EXERCISE INSTRUCTIONS
Provide an exact reproduction of every entry.
═════ INPUT ═════
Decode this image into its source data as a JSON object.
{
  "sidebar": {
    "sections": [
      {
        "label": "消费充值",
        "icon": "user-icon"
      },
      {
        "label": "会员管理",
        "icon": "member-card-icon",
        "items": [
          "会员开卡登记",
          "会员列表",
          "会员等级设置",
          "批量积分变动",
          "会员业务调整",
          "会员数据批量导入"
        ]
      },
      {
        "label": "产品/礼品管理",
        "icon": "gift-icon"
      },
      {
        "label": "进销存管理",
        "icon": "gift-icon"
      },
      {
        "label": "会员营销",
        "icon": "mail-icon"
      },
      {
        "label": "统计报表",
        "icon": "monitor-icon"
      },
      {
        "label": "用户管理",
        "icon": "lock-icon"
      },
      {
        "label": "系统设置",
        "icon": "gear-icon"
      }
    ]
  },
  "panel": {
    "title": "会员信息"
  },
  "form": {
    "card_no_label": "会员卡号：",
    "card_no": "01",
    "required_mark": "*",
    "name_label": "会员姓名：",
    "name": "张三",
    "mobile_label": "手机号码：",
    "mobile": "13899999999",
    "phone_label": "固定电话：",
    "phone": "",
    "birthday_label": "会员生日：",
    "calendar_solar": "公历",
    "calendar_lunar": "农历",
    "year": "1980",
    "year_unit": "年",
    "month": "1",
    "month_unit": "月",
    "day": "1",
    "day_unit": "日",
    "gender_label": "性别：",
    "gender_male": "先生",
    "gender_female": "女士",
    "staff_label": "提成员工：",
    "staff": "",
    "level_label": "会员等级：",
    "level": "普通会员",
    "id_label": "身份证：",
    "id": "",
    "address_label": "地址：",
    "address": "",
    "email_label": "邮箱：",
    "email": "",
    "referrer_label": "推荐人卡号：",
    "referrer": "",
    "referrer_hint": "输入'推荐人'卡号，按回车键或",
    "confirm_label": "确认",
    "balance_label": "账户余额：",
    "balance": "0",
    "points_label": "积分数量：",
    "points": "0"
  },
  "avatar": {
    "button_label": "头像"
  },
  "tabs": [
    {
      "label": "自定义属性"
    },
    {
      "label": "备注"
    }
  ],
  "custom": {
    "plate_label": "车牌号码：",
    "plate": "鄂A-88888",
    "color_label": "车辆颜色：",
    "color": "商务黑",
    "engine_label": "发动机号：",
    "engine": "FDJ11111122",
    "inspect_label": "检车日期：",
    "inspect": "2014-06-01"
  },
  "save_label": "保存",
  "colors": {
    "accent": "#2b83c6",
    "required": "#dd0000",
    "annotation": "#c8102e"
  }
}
═════
RESPONSE
Decode this image into its source data as a JSON object.
{
  "sidebar": {
    "sections": [
      {
        "label": "消费充值",
        "icon": "user-icon"
      },
      {
        "label": "会员管理",
        "icon": "member-card-icon",
        "items": [
          "会员开卡登记",
          "会员列表",
          "会员等级设置",
          "批量积分变动",
          "会员业务调整",
          "会员数据批量导入"
        ]
      },
      {
        "label": "产品/礼品管理",
        "icon": "gift-icon"
      },
      {
        "label": "进销存管理",
        "icon": "gift-icon"
      },
      {
        "label": "会员营销",
        "icon": "mail-icon"
      },
      {
        "label": "统计报表",
        "icon": "monitor-icon"
      },
      {
        "label": "用户管理",
        "icon": "lock-icon"
      },
      {
        "label": "系统设置",
        "icon": "gear-icon"
      }
    ]
  },
  "panel": {
    "title": "会员信息"
  },
  "form": {
    "card_no_label": "会员卡号：",
    "card_no": "01",
    "required_mark": "*",
    "name_label": "会员姓名：",
    "name": "张三",
    "mobile_label": "手机号码：",
    "mobile": "13899999999",
    "phone_label": "固定电话：",
    "phone": "",
    "birthday_label": "会员生日：",
    "calendar_solar": "公历",
    "calendar_lunar": "农历",
    "year": "1980",
    "year_unit": "年",
    "month": "1",
    "month_unit": "月",
    "day": "1",
    "day_unit": "日",
    "gender_label": "性别：",
    "gender_male": "先生",
    "gender_female": "女士",
    "staff_label": "提成员工：",
    "staff": "",
    "level_label": "会员等级：",
    "level": "普通会员",
    "id_label": "身份证：",
    "id": "",
    "address_label": "地址：",
    "address": "",
    "email_label": "邮箱：",
    "email": "",
    "referrer_label": "推荐人卡号：",
    "referrer": "",
    "referrer_hint": "输入'推荐人'卡号，按回车键或",
    "confirm_label": "确认",
    "balance_label": "账户余额：",
    "balance": "0",
    "points_label": "积分数量：",
    "points": "0"
  },
  "avatar": {
    "button_label": "头像"
  },
  "tabs": [
    {
      "label": "自定义属性"
    },
    {
      "label": "备注"
    }
  ],
  "custom": {
    "plate_label": "车牌号码：",
    "plate": "鄂A-88888",
    "color_label": "车辆颜色：",
    "color": "商务黑",
    "engine_label": "发动机号：",
    "engine": "FDJ11111122",
    "inspect_label": "检车日期：",
    "inspect": "2014-06-01"
  },
  "save_label": "保存",
  "colors": {
    "accent": "#2b83c6",
    "required": "#dd0000",
    "annotation": "#c8102e"
  }
}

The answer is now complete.